-- begin --

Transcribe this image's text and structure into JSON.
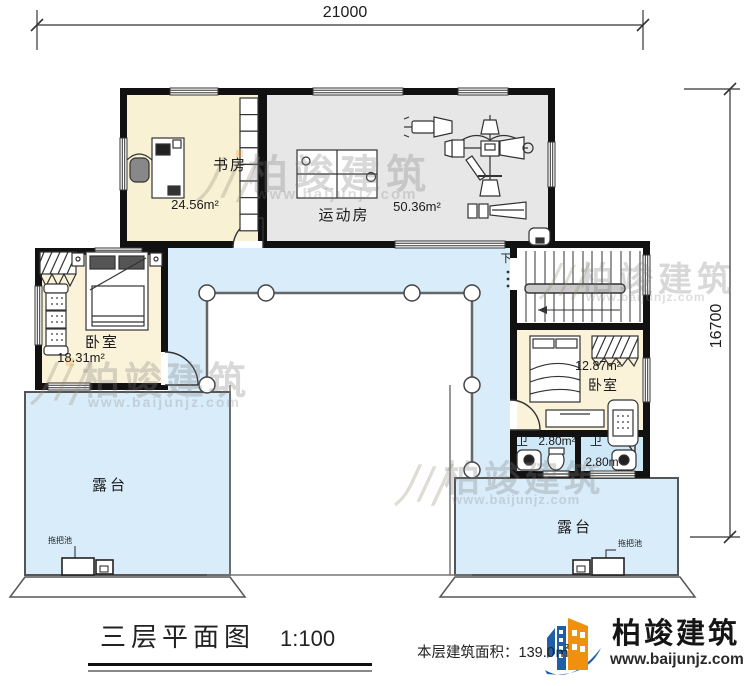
{
  "dimensions": {
    "top": "21000",
    "right": "16700"
  },
  "rooms": {
    "study": {
      "name": "书房",
      "area": "24.56m²"
    },
    "gym": {
      "name": "运动房",
      "area": "50.36m²"
    },
    "bedroom_left": {
      "name": "卧室",
      "area": "18.31m²"
    },
    "bedroom_right": {
      "name": "卧室",
      "area": "12.87m²"
    },
    "bath_left": {
      "name": "卫",
      "area": "2.80m²"
    },
    "bath_right": {
      "name": "卫",
      "area": "2.80m"
    },
    "terrace_left": {
      "name": "露台"
    },
    "terrace_right": {
      "name": "露台"
    },
    "stair": {
      "direction_label": "下"
    }
  },
  "fixtures": {
    "mop_sink": "拖把池"
  },
  "titleblock": {
    "plan_name": "三层平面图",
    "scale": "1:100",
    "area_note": "本层建筑面积：139.0㎡"
  },
  "logo": {
    "brand": "柏竣建筑",
    "url": "www.baijunjz.com"
  },
  "watermark": {
    "brand": "柏竣建筑",
    "url": "www.baijunjz.com",
    "mark": "川"
  },
  "colors": {
    "room_cream": "#f8f1d4",
    "gym_gray": "#e7e7e7",
    "terrace_blue": "#d9ecfa",
    "bath_blue": "#cfe8f7",
    "wall_black": "#111111",
    "logo_blue": "#1f5fa8",
    "logo_orange": "#f0900f"
  }
}
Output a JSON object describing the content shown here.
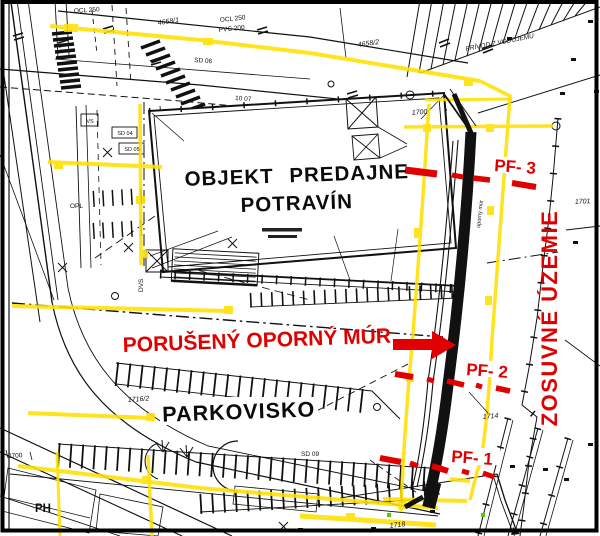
{
  "colors": {
    "highlight_yellow": "#FFE000",
    "alert_red": "#E00000",
    "ink_black": "#111111",
    "marker_green": "#55CC00"
  },
  "labels": {
    "building_line1": "OBJEKT PREDAJNE",
    "building_line2": "POTRAVÍN",
    "parking": "PARKOVISKO",
    "damaged_wall": "PORUŠENÝ OPORNÝ MÚR",
    "landslide_area": "ZOSUVNÉ ÚZEMIE",
    "probe_1": "PF- 1",
    "probe_2": "PF- 2",
    "probe_3": "PF- 3",
    "hydrant": "PH",
    "wall_note": "oporný múr"
  },
  "parcels": {
    "p4658_1": "4658/1",
    "p4658_2": "4658/2",
    "p1700": "1700",
    "p1701": "1701",
    "p1714": "1714",
    "p1716_2": "1716/2",
    "p1718": "1718",
    "p2700": "2700"
  },
  "utilities": {
    "ocl_top": "OCL 250",
    "ocl": "OCL 250",
    "pvc": "PVC 200",
    "privod": "PRÍVOD Z VODOJEMU",
    "sd04": "SD 04",
    "sd05": "SD 05",
    "sd06": "SD 06",
    "sd09": "SD 09",
    "vs": "VS",
    "opl": "OPL",
    "dvs": "DVS",
    "st1007": "10 07"
  }
}
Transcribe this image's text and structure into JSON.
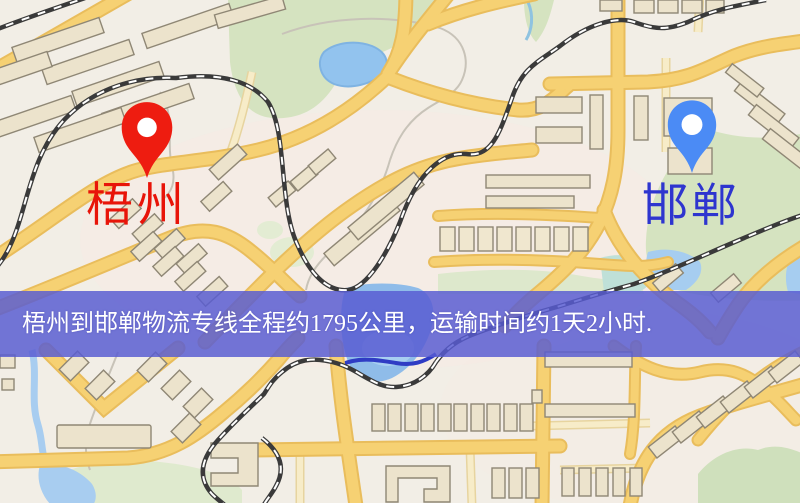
{
  "map": {
    "markers": {
      "origin": {
        "label": "梧州",
        "pin_color": "#ee1c10",
        "label_color": "#e81409"
      },
      "destination": {
        "label": "邯郸",
        "pin_color": "#4b8bf5",
        "label_color": "#2e35cf"
      }
    },
    "banner": {
      "text": "梧州到邯郸物流专线全程约1795公里，运输时间约1天2小时.",
      "background_color": "#585cd2",
      "text_color": "#ffffff"
    },
    "palette": {
      "background": "#f2eee6",
      "road": "#f6d173",
      "road_casing": "#e9bd5c",
      "road_minor": "#f7ecc8",
      "water": "#9cc7ee",
      "green": "#d5e3c0",
      "building": "#ece3cc",
      "railway": "#3a3a3a"
    }
  }
}
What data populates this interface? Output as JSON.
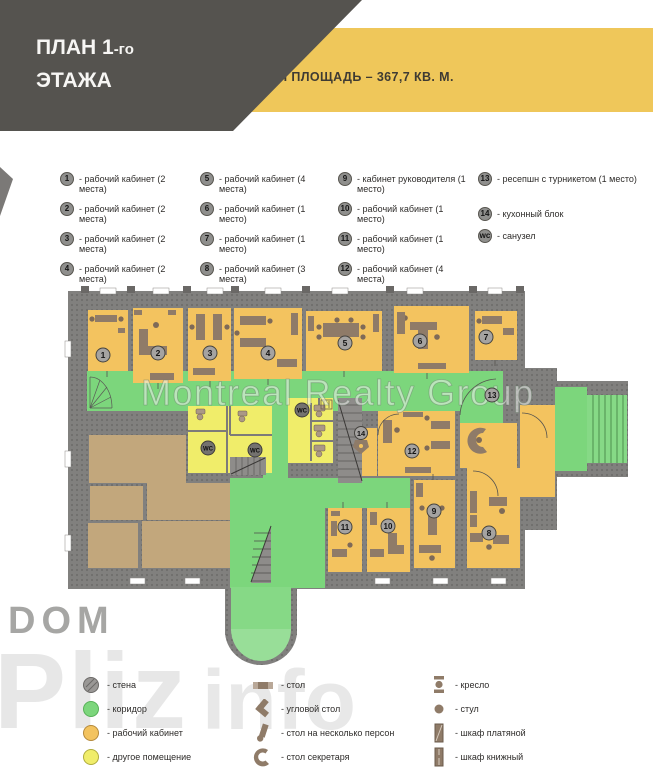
{
  "colors": {
    "header_gray": "#55534F",
    "accent_yellow": "#EFC75A",
    "wall_gray": "#81807E",
    "corridor_green": "#7CD67C",
    "office_orange": "#F3C35F",
    "other_room_yellow": "#F0ED6A",
    "room_tan": "#C2A77C",
    "furniture_brown": "#8F7B68"
  },
  "header": {
    "title_main": "ПЛАН 1",
    "title_suffix": "-го",
    "title_line2": "ЭТАЖА",
    "banner": "ОБЩАЯ ПЛОЩАДЬ – 367,7 КВ. М."
  },
  "room_legend": {
    "col1": [
      {
        "num": "1",
        "label": "- рабочий кабинет (2 места)"
      },
      {
        "num": "2",
        "label": "- рабочий кабинет (2 места)"
      },
      {
        "num": "3",
        "label": "- рабочий кабинет (2 места)"
      },
      {
        "num": "4",
        "label": "- рабочий кабинет (2 места)"
      }
    ],
    "col2": [
      {
        "num": "5",
        "label": "- рабочий кабинет (4 места)"
      },
      {
        "num": "6",
        "label": "- рабочий кабинет (1 место)"
      },
      {
        "num": "7",
        "label": "- рабочий кабинет (1 место)"
      },
      {
        "num": "8",
        "label": "- рабочий кабинет (3 места)"
      }
    ],
    "col3": [
      {
        "num": "9",
        "label": "- кабинет руководителя (1 место)"
      },
      {
        "num": "10",
        "label": "- рабочий кабинет (1 место)"
      },
      {
        "num": "11",
        "label": "- рабочий кабинет (1 место)"
      },
      {
        "num": "12",
        "label": "- рабочий кабинет (4 места)"
      }
    ],
    "col4": [
      {
        "num": "13",
        "label": "- ресепшн с турникетом (1 место)"
      },
      {
        "num": "14",
        "label": "- кухонный блок"
      },
      {
        "num": "wc",
        "label": "- санузел"
      }
    ]
  },
  "plan": {
    "watermark": "Montreal Realty Group",
    "rooms": {
      "r1": "1",
      "r2": "2",
      "r3": "3",
      "r4": "4",
      "r5": "5",
      "r6": "6",
      "r7": "7",
      "r8": "8",
      "r9": "9",
      "r10": "10",
      "r11": "11",
      "r12": "12",
      "r13": "13",
      "r14": "14",
      "wc": "WC"
    }
  },
  "symbol_legend": {
    "col1": [
      {
        "label": "- стена"
      },
      {
        "label": "- коридор"
      },
      {
        "label": "- рабочий кабинет"
      },
      {
        "label": "- другое помещение"
      }
    ],
    "col2": [
      {
        "label": "- стол"
      },
      {
        "label": "- угловой стол"
      },
      {
        "label": "- стол на несколько персон"
      },
      {
        "label": "- стол секретаря"
      }
    ],
    "col3": [
      {
        "label": "- кресло"
      },
      {
        "label": "- стул"
      },
      {
        "label": "- шкаф платяной"
      },
      {
        "label": "- шкаф книжный"
      }
    ]
  },
  "watermarks": {
    "dom": "DOM",
    "pliz": "Pliz",
    "info": "info"
  }
}
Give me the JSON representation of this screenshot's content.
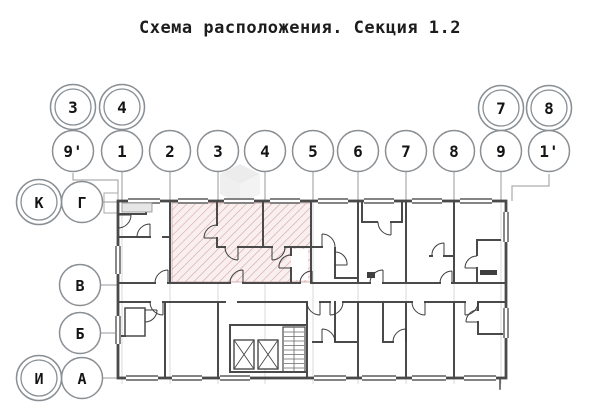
{
  "page": {
    "title": "Схема расположения. Секция 1.2"
  },
  "colors": {
    "highlight_fill": "#f9efef",
    "highlight_hatch": "#d2a2a2",
    "wall": "#4a4a4a",
    "axis_line": "#c4c8cd",
    "circle_stroke": "#8a8f94"
  },
  "axes": {
    "columns": [
      "9'",
      "1",
      "2",
      "3",
      "4",
      "5",
      "6",
      "7",
      "8",
      "9",
      "1'"
    ],
    "columns_secondary": [
      "3",
      "4",
      "7",
      "8"
    ],
    "rows": [
      "Г",
      "В",
      "Б",
      "А"
    ],
    "rows_secondary": [
      "К",
      "И"
    ]
  }
}
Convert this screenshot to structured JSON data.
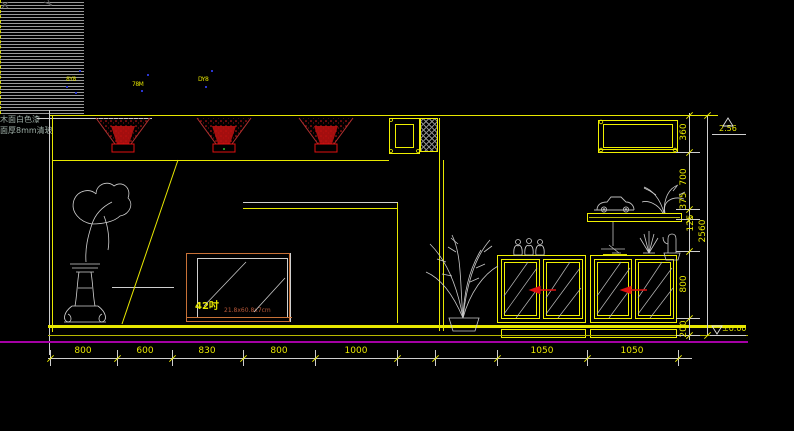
{
  "canvas": {
    "background": "#000000",
    "width": 794,
    "height": 431
  },
  "colors": {
    "line_yellow": "#f0f000",
    "line_white": "#cfcfcf",
    "floor_magenta": "#a400a4",
    "spotlight_red": "#e01010",
    "tv_border_orange": "#c87137",
    "note_text": "#9fb0a8",
    "dim_text": "#e8e800",
    "tag_blue": "#2a35d0"
  },
  "fixture_tags": [
    "8Y8",
    "78M",
    "DY8"
  ],
  "wall_note": {
    "line1": "木面白色漆",
    "line2": "面厚8mm清玻"
  },
  "tv": {
    "size_label": "42吋",
    "spec_label": "21.8x60.8x7cm"
  },
  "dims": {
    "bottom": [
      "800",
      "600",
      "830",
      "800",
      "1000",
      "1050",
      "1050"
    ],
    "right": [
      "360",
      "700",
      "375",
      "125",
      "800",
      "200"
    ],
    "right_total": "2560"
  },
  "levels": {
    "ceiling": "2.56",
    "floor": "±0.00"
  },
  "icons": [
    "spotlight-icon",
    "pedestal-plant-icon",
    "palm-plant-icon",
    "model-car-icon",
    "shelf-plant-icon",
    "cactus-icon",
    "decor-figurines-icon",
    "hanging-model-icon",
    "level-marker-icon"
  ]
}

-- end --

Task goal:
Provide the number of lines in the entries that include "data", and no other text.

Result of this task:
2